● **Text excerpt**
# Help for bash script



## leboeuf (Mar 28, 2011)

Hi everybody,

I found a bash script against ddos attacks type SYN flood but I have one problem, It is make for Linux OS (with iptables). There is the script:

```
#!/bin/bash

while true;
do
for i in ` netstat -tanpu | grep "SYN_RECV" | awk {'print $5'} | cut -f 1 -d ":" | sort | uniq -c | sort -n | awk {'if ($1 > 5) print $2'}` ;
do
echo $i;
iptables -A INPUT -s $i/24 -j DROP && /etc/init.d/httpd restart;
sleep 1;
done;
netstat -tanpu | grep "0.0.0.0:80" | grep LISTEN || /etc/init.d/httpd restart;
sleep 5;
done
```

I try to adapt it for Packet filter but I'm not sure it will works, there is my script:

```
#!/bin/bash

while true;
do
for i in ` netstat -tanpu | grep "SYN_RECV" | awk {'print $5'} | cut -f 1 -d ":" | sort | uniq -c | sort -n | awk {'if ($1 > 5) print $2'}` ;
do
echo $i;
pfctl -t flooders -T add $i && /etc/init.d/httpd restart;
sleep 1;
done;
netstat -tanpu | grep "0.0.0.0:80" | grep LISTEN || /etc/init.d/httpd restart;
sleep 5;
done
```

Does it seems correct ? The line which is the problem is:

```
iptables -A INPUT -s $i/24 -j DROP && /etc/init.d/httpd restart;
```
I put this for packet filter:

```
pfctl -t flooders -T add $i && /etc/init.d/httpd restart;
```

It is not exactly the same thing, this part found the ips which attacks my server on SYN flood:

```
for i in ` netstat -tanpu | grep "SYN_RECV" | awk {'print $5'} | cut -f 1 -d ":" | sort | uniq -c | sort -n | awk {'if ($1 > 5) print $2'}` ;
```

I want ban those ips, so I want add them in the table flooders which I block in my Packet filter rules. Will it works ? And if not could you help me ?


----------



## silverglade00 (Mar 29, 2011)

I have no idea how to read pf or iptables, but the correct command to restart apache is [CMD=""]/usr/local/etc/rc.d/httpd restart[/CMD]


----------



## leboeuf (Mar 29, 2011)

● **Activity list**
[A] Decide whether each statement below agrees with the SYN flood script thread: (i) the original Linux script drops traffic from a /24 range for each address it finds; (ii) silverglade00 says Apache should be restarted with /etc/init.d/httpd restart; (iii) leboeuf plans to put the attacking addresses in a table called flooders. Answer yes or no for each and quote the words of the thread that settle it.
[B] Pick up the SYN flood script thread after its last line and write what comes next.

● **Data**
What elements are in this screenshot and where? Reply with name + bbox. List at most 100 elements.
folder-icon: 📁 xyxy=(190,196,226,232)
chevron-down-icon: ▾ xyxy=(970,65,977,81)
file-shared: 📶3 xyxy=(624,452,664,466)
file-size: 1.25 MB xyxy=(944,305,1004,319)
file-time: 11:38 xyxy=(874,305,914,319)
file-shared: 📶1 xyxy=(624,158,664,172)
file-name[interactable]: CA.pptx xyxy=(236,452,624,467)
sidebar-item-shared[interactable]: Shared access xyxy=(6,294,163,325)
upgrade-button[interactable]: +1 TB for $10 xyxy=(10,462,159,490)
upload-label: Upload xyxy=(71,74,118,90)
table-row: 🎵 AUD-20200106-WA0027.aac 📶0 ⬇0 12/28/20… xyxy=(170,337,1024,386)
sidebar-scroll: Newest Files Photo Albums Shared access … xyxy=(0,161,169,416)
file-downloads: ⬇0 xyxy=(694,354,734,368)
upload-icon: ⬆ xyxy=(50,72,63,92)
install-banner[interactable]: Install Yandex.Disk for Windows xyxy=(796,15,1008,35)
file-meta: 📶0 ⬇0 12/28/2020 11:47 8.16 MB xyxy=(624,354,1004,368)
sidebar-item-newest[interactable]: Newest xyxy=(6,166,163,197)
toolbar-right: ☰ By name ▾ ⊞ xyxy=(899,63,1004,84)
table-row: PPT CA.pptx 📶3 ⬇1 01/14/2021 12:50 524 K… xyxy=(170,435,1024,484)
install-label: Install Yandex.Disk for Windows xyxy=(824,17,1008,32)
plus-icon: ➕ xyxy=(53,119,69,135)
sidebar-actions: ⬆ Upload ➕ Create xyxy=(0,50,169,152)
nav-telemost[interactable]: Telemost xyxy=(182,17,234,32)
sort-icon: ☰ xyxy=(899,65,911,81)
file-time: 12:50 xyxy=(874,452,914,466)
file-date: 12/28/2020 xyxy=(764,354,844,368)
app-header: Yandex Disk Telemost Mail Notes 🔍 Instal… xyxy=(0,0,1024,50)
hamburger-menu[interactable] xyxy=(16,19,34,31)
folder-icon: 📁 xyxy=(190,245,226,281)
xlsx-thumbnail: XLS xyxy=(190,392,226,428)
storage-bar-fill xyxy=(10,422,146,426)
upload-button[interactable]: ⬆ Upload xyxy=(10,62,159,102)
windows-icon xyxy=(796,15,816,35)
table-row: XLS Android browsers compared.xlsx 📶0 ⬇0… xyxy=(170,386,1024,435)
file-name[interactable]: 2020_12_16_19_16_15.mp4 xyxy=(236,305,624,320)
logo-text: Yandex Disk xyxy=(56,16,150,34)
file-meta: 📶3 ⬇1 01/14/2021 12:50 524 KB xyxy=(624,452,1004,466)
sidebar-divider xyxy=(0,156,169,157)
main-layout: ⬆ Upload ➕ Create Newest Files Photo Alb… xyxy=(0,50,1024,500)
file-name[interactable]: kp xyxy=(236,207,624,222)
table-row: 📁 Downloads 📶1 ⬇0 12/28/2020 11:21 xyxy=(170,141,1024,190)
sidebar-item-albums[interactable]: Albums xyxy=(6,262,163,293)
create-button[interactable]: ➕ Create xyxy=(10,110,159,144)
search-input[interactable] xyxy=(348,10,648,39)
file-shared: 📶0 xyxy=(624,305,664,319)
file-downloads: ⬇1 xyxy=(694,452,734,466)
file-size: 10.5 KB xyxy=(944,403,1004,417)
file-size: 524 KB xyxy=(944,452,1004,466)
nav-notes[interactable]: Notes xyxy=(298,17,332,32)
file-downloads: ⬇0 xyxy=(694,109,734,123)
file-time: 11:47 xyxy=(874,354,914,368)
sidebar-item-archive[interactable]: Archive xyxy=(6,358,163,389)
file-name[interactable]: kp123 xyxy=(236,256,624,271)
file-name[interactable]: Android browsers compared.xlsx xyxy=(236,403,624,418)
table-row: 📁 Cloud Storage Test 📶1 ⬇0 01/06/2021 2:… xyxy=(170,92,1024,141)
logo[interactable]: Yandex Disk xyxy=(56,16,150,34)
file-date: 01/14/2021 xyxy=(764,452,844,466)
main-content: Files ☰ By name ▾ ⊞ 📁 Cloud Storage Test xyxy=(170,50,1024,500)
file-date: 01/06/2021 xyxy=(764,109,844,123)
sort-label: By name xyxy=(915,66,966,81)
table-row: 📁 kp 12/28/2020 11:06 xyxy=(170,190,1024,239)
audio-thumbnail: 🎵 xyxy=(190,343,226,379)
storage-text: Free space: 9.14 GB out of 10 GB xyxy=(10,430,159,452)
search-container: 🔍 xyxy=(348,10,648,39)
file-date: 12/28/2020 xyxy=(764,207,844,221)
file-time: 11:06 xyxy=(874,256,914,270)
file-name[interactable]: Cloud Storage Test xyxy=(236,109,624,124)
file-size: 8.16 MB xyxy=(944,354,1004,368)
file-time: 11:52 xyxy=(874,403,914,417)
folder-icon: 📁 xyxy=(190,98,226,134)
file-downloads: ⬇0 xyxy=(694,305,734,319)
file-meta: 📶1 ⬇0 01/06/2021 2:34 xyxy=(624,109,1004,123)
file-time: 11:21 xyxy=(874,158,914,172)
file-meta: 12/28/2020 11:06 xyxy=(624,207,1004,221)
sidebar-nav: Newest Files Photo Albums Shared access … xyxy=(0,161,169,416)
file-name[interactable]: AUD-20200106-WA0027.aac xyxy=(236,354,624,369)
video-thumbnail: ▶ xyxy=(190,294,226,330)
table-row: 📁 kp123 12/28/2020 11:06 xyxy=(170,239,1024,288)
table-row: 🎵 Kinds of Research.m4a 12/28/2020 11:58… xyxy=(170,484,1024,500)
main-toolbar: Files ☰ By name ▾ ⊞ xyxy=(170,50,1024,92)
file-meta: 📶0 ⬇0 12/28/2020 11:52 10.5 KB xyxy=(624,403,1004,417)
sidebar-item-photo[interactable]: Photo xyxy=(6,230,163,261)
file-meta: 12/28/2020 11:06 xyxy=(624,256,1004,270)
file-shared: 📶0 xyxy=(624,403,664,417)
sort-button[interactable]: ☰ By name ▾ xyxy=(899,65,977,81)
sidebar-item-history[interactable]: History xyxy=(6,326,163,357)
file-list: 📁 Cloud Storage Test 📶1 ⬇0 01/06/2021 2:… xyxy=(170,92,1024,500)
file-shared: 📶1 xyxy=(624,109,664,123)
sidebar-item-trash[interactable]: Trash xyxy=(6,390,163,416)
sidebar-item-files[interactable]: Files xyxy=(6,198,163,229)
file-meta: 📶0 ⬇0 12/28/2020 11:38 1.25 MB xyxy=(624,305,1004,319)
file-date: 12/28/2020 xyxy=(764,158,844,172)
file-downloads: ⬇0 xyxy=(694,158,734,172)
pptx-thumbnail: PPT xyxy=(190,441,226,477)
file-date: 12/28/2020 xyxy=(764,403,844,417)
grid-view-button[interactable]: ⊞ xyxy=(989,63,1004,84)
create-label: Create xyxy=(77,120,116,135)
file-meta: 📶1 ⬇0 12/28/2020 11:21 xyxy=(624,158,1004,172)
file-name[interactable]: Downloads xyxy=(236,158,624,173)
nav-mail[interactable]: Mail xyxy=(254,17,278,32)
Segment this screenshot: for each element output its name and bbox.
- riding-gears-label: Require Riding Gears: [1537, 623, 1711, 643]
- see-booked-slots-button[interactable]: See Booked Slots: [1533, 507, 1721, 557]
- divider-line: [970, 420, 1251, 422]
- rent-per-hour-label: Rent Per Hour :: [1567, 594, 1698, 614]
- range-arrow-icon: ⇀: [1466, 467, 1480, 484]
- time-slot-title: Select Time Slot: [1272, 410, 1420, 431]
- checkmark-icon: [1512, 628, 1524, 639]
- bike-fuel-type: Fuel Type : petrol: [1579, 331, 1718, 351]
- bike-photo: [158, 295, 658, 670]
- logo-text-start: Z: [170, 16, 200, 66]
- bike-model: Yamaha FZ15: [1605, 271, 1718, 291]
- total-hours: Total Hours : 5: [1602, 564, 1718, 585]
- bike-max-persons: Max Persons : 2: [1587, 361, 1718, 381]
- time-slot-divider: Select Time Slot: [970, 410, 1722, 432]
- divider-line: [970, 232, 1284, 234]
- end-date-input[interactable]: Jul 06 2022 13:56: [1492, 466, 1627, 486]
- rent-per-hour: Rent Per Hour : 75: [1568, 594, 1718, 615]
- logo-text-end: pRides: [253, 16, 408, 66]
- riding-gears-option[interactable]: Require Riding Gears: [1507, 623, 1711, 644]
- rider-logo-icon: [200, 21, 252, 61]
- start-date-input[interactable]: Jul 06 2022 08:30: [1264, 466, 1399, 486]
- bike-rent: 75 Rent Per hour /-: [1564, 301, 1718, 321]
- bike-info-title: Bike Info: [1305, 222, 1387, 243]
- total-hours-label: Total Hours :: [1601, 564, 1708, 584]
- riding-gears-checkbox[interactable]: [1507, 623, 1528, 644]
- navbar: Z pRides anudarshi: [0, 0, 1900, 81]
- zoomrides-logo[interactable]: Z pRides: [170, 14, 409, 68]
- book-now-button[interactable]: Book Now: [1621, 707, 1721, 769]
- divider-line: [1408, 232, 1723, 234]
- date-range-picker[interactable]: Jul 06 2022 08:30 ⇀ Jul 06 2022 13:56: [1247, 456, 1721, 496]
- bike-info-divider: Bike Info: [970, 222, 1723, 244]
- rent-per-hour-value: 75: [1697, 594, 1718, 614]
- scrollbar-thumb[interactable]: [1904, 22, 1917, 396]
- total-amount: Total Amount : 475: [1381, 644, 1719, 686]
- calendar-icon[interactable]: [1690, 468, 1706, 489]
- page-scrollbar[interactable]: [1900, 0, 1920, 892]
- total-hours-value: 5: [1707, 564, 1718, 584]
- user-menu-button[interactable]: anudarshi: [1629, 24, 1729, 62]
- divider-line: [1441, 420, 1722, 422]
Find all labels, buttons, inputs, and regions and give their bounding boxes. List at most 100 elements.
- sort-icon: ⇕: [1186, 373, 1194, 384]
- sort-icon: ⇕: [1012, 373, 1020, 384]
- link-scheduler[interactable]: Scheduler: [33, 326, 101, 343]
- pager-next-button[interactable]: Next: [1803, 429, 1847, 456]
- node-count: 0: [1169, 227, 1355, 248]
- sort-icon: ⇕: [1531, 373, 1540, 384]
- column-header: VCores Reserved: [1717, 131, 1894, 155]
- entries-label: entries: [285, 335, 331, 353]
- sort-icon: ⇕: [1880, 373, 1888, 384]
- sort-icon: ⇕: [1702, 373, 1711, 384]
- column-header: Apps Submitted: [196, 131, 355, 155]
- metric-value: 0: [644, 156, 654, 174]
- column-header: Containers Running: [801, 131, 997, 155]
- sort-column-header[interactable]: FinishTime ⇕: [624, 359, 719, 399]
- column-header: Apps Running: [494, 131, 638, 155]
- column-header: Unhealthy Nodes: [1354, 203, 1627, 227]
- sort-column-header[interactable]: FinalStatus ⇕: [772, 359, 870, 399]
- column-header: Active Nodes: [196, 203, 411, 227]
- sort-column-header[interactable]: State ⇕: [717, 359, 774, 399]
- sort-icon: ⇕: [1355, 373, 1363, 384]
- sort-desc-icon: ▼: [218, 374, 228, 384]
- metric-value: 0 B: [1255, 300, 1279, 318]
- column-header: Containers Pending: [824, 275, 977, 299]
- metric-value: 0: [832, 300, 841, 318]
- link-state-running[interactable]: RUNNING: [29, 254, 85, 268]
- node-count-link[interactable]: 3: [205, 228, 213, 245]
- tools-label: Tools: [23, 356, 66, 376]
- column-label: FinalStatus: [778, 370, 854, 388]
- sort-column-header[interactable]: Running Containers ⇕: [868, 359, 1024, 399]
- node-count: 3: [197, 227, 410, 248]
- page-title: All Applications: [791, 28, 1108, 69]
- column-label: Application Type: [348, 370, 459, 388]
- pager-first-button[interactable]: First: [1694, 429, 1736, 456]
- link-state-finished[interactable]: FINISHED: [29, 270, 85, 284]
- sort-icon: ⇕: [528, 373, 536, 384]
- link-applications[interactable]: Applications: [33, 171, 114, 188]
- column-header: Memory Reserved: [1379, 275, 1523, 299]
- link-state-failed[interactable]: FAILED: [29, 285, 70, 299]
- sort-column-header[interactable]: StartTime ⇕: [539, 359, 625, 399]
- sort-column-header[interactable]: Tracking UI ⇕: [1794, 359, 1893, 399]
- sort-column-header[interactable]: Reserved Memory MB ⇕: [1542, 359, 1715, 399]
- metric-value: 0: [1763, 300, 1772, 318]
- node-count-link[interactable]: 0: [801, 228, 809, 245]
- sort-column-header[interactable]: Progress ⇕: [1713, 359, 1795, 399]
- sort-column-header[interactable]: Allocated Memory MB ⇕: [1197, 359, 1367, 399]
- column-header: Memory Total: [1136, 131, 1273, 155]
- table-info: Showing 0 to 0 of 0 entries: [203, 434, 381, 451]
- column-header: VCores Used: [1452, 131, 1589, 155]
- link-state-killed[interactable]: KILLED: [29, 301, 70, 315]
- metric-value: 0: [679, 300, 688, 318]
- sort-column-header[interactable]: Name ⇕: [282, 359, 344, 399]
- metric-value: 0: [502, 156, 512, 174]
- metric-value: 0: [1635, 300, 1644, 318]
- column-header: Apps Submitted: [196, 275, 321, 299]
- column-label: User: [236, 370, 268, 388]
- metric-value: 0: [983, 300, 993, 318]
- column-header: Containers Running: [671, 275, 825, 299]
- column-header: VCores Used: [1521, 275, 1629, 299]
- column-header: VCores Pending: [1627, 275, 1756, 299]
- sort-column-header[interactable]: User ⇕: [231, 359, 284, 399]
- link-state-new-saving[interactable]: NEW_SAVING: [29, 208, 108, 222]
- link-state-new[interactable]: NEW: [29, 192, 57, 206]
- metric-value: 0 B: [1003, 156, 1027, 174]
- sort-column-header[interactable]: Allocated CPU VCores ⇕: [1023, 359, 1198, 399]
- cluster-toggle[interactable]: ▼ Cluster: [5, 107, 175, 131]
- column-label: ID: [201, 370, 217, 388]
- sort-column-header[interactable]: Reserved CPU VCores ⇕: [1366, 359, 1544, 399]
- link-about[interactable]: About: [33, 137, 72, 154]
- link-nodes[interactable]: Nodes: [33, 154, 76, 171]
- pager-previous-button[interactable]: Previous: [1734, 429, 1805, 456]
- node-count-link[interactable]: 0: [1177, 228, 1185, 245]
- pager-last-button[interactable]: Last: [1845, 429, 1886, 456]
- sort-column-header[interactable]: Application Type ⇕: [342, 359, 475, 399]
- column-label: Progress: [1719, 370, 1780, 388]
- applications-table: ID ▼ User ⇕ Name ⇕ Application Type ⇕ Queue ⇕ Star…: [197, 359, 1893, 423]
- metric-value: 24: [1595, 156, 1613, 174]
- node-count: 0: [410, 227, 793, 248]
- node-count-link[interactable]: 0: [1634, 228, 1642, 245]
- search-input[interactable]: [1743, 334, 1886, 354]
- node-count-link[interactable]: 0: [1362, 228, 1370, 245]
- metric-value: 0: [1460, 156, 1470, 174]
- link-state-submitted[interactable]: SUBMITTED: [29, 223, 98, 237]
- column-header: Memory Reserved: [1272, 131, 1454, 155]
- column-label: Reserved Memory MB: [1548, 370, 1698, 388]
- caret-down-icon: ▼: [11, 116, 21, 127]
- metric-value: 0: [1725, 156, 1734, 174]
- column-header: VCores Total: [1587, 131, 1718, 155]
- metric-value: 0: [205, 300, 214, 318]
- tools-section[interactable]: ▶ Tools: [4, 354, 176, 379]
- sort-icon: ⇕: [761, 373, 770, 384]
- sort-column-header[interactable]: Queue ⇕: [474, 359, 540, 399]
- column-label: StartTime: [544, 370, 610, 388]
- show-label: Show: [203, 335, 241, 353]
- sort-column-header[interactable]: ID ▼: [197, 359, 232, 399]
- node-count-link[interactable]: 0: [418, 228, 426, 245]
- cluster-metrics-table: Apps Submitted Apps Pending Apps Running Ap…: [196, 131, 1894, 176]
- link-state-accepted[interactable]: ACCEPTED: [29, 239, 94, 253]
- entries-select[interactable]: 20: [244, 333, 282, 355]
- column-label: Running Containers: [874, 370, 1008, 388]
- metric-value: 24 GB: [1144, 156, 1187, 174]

● **Answers for this exercise**
[A]
(i) Yes: "iptables -A INPUT -s $i/24 -j DROP"
(ii) No: "the correct command to restart apache is [CMD=""]/usr/local/etc/rc.d/httpd restart[/CMD]"
(iii) Yes: "I want add them in the table flooders which I block in my Packet filter rules"

[B]
Thank you, I do not make attention about this but you're right, with the little correction:

```
#!/bin/bash

while true;
do
for i in ` netstat -tanpu | grep "SYN_RECV" | awk {'print $5'} | cut -f 1 -d ":" | sort | uniq -c | sort -n | awk {'if ($1 > 5) print $2'}` ;
do
echo $i;
pfctl -t flooders -T add $i && /etc/init.d/httpd restart;
sleep 1;
done;
netstat -tanpu | grep "0.0.0.0:80" | grep LISTEN || /usr/local/etc/rc.d/httpd restart;
sleep 5;
done
```

But there is still a problem, those two parts doesn't works on freebsd system:

```
for i in ` netstat -tanpu | grep "SYN_RECV" | awk {'print $5'} | cut -f 1 -d ":" | sort | uniq -c | sort -n | awk {'if ($1 > 5) print $2'}` ;
```


```
netstat -tanpu | grep "0.0.0.0:80"
```
Does someone know how to translate those linux commands for freebsd ?


----------



## gordon@ (Mar 29, 2011)

There is no reason to restart your apache server.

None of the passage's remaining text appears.